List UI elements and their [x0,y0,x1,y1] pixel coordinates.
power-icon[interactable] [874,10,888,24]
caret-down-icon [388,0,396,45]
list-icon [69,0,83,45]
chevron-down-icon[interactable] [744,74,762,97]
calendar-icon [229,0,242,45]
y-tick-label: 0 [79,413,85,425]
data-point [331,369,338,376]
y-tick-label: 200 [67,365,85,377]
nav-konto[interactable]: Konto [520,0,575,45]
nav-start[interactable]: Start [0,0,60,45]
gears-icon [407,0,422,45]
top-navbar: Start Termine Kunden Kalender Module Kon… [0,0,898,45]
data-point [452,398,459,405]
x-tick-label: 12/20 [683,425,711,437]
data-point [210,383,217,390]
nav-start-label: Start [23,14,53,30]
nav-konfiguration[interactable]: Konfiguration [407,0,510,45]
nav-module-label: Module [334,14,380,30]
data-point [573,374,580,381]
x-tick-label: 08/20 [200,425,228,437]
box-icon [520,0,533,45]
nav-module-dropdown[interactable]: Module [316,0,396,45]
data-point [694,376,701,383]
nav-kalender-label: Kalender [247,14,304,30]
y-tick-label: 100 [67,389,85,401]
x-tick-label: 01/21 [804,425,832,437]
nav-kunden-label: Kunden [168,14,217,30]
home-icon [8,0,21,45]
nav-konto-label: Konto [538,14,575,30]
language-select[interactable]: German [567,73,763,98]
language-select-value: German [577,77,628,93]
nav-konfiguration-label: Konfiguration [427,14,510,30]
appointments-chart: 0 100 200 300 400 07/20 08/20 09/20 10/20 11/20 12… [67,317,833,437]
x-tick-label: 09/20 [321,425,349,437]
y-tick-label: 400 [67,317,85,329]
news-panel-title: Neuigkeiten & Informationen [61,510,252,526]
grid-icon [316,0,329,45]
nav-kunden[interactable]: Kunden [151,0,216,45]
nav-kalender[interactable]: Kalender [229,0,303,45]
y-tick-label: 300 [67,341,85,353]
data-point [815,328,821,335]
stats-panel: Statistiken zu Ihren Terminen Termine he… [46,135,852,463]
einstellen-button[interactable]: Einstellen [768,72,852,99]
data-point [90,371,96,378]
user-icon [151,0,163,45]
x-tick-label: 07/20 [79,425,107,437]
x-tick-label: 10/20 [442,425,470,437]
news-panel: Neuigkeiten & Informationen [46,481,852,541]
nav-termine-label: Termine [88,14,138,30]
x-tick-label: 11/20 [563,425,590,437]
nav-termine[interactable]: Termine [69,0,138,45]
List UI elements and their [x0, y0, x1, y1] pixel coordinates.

--

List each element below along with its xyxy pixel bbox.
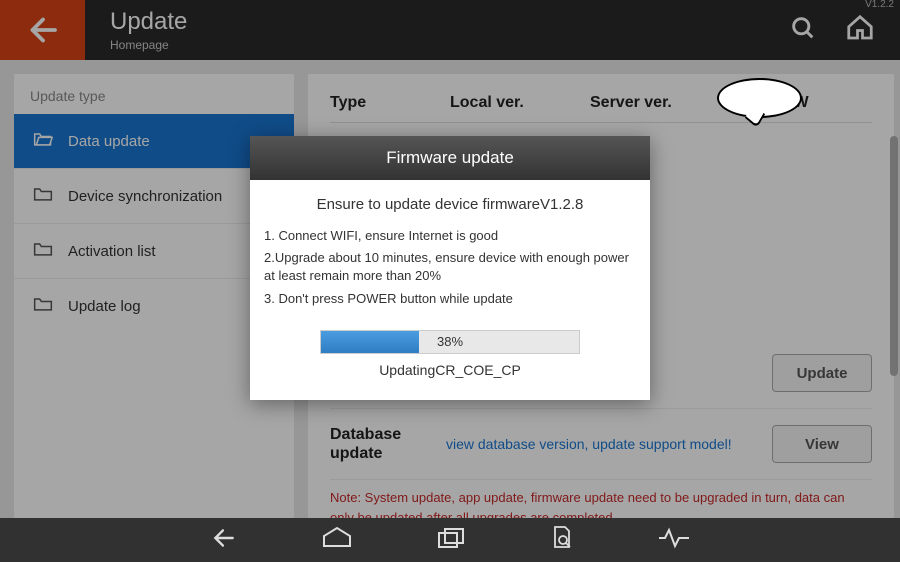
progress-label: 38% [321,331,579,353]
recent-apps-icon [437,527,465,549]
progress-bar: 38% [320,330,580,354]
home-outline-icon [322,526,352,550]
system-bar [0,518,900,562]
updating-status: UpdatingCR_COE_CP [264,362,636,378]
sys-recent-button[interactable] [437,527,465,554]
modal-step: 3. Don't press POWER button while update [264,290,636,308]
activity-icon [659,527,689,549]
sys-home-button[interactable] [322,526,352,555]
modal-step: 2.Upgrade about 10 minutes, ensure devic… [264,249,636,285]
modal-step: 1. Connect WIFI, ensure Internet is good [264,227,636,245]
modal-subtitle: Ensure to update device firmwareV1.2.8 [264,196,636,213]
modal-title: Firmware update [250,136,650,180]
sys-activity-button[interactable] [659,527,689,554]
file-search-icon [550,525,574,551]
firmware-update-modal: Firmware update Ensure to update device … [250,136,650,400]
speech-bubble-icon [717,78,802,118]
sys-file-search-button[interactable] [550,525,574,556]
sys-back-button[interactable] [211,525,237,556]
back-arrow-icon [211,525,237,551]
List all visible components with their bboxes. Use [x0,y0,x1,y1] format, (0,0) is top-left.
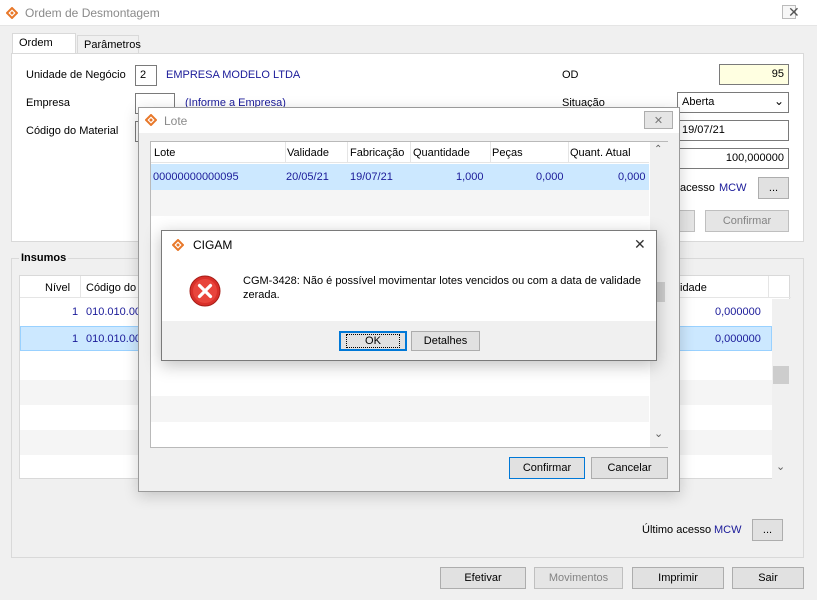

◆ Exercise description ◆
Format the lines as a JSON list of strings, one string per line, beginning at the line that contains "List each element" and ending after the line that contains "List all visible". Leave out blank lines and any pictures.

◆ Correct answer ◆
[
  "List each element below along with its xyxy pixel bbox.",
  "progress-label: 38% [321,331,579,353]",
  "recent-apps-icon [437,527,465,549]",
  "progress-bar: 38% [320,330,580,354]",
  "home-outline-icon [322,526,352,550]",
  "system-bar [0,518,900,562]",
  "updating-status: UpdatingCR_COE_CP [264,362,636,378]",
  "sys-recent-button[interactable] [437,527,465,554]",
  "modal-step: 3. Don't press POWER button while update [264,290,636,308]",
  "activity-icon [659,527,689,549]",
  "sys-home-button[interactable] [322,526,352,555]",
  "modal-step: 2.Upgrade about 10 minutes, ensure devic… [264,249,636,285]",
  "modal-step: 1. Connect WIFI, ensure Internet is good [264,227,636,245]",
  "modal-subtitle: Ensure to update device firmwareV1.2.8 [264,196,636,213]",
  "modal-title: Firmware update [250,136,650,180]",
  "sys-activity-button[interactable] [659,527,689,554]",
  "file-search-icon [550,525,574,551]",
  "firmware-update-modal: Firmware update Ensure to update device … [250,136,650,400]",
  "speech-bubble-icon [717,78,802,118]",
  "sys-file-search-button[interactable] [550,525,574,556]",
  "sys-back-button[interactable] [211,525,237,556]",
  "back-arrow-icon [211,525,237,551]",
  "List all visible components with their bboxes. Use [x0,y0,x1,y1] format, (0,0) is top-left."
]